--- begin ---

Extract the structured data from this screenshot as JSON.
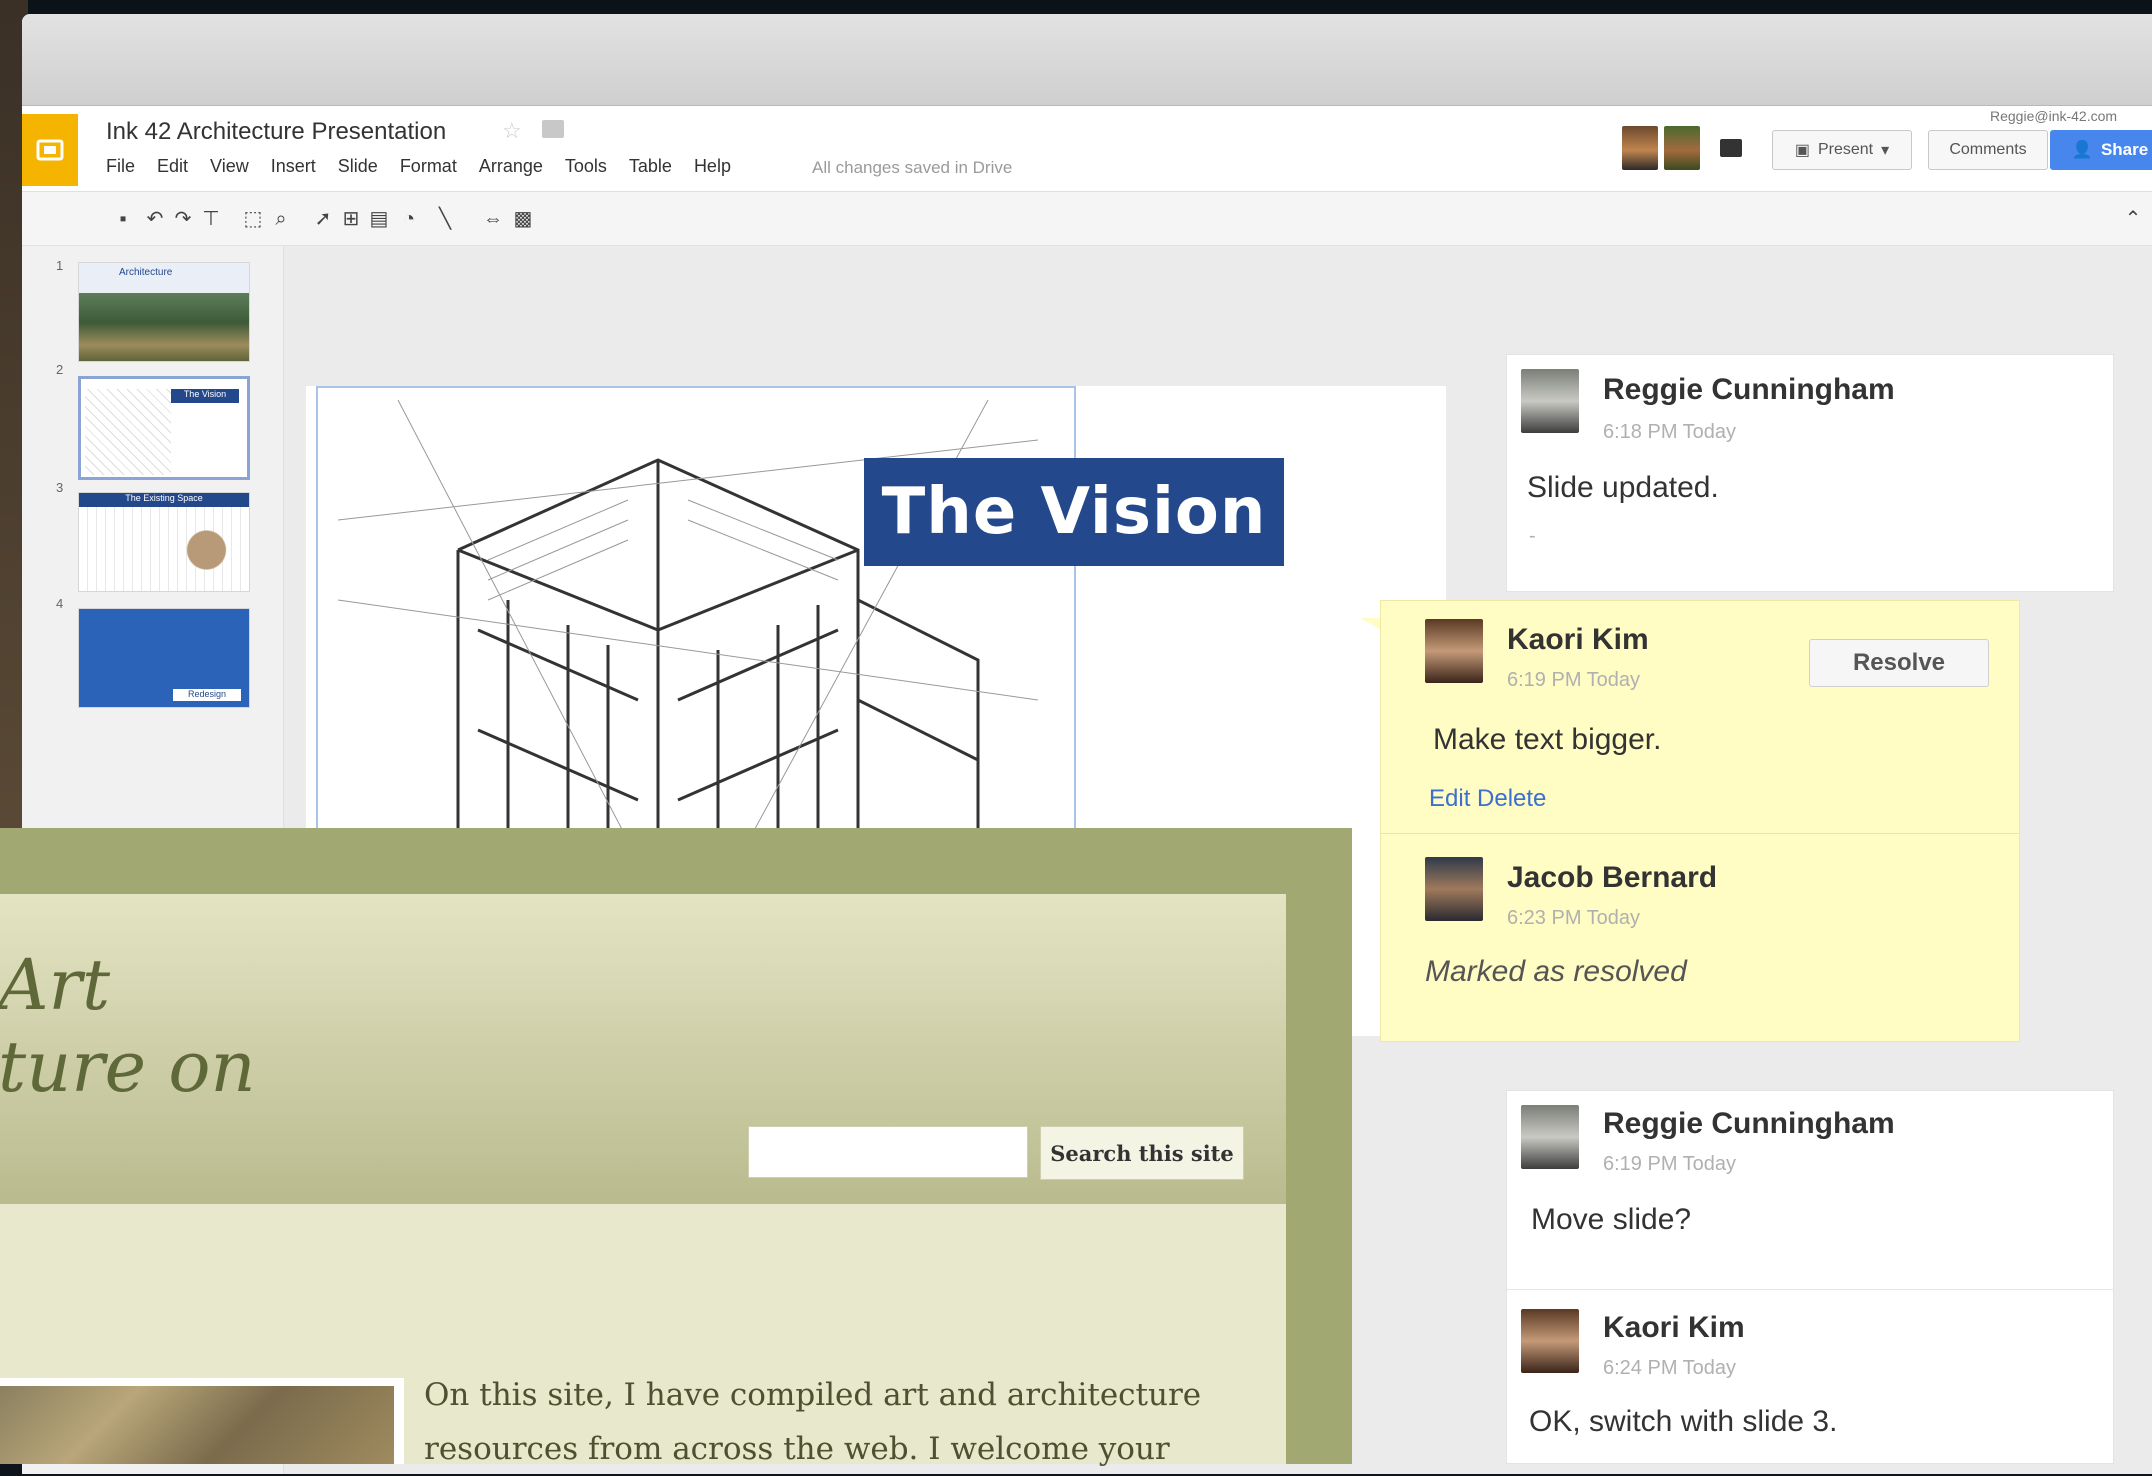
{
  "slides_app": {
    "doc_title": "Ink 42 Architecture Presentation",
    "account_email": "Reggie@ink-42.com",
    "menu": [
      "File",
      "Edit",
      "View",
      "Insert",
      "Slide",
      "Format",
      "Arrange",
      "Tools",
      "Table",
      "Help"
    ],
    "save_status": "All changes saved in Drive",
    "present_label": "Present",
    "comments_label": "Comments",
    "share_label": "Share",
    "thumbnails": [
      {
        "num": "1",
        "label": "Architecture"
      },
      {
        "num": "2",
        "label": "The Vision"
      },
      {
        "num": "3",
        "label": "The Existing Space"
      },
      {
        "num": "4",
        "label": "Redesign"
      }
    ],
    "slide_title": "The Vision",
    "comments": [
      {
        "author": "Reggie Cunningham",
        "time": "6:18 PM Today",
        "text": "Slide updated.",
        "extra": "-"
      },
      {
        "author": "Kaori Kim",
        "time": "6:19 PM Today",
        "text": "Make text bigger.",
        "actions": "Edit Delete",
        "resolve_label": "Resolve"
      },
      {
        "author": "Jacob Bernard",
        "time": "6:23 PM Today",
        "text": "Marked as resolved"
      },
      {
        "author": "Reggie Cunningham",
        "time": "6:19 PM Today",
        "text": "Move slide?"
      },
      {
        "author": "Kaori Kim",
        "time": "6:24 PM Today",
        "text": "OK, switch with slide 3."
      }
    ],
    "colors": {
      "accent": "#24488c",
      "logo": "#f4b400",
      "share": "#4787ed",
      "active_comment": "#fffcc4"
    }
  },
  "website": {
    "title_line1": "Art",
    "title_line2": "ture on",
    "search_button": "Search this site",
    "search_placeholder": "",
    "intro_line1": "On this site, I have compiled art and architecture",
    "intro_line2": "resources from across the web. I welcome your",
    "colors": {
      "frame": "#a2a872",
      "header": "#b9bb8e",
      "body": "#e8e8cc"
    }
  }
}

--- end ---

Return every line above in which the string "this" occurs.

Extract the structured data from this screenshot as JSON.
    "search_button": "Search this site",
    "intro_line1": "On this site, I have compiled art and architecture",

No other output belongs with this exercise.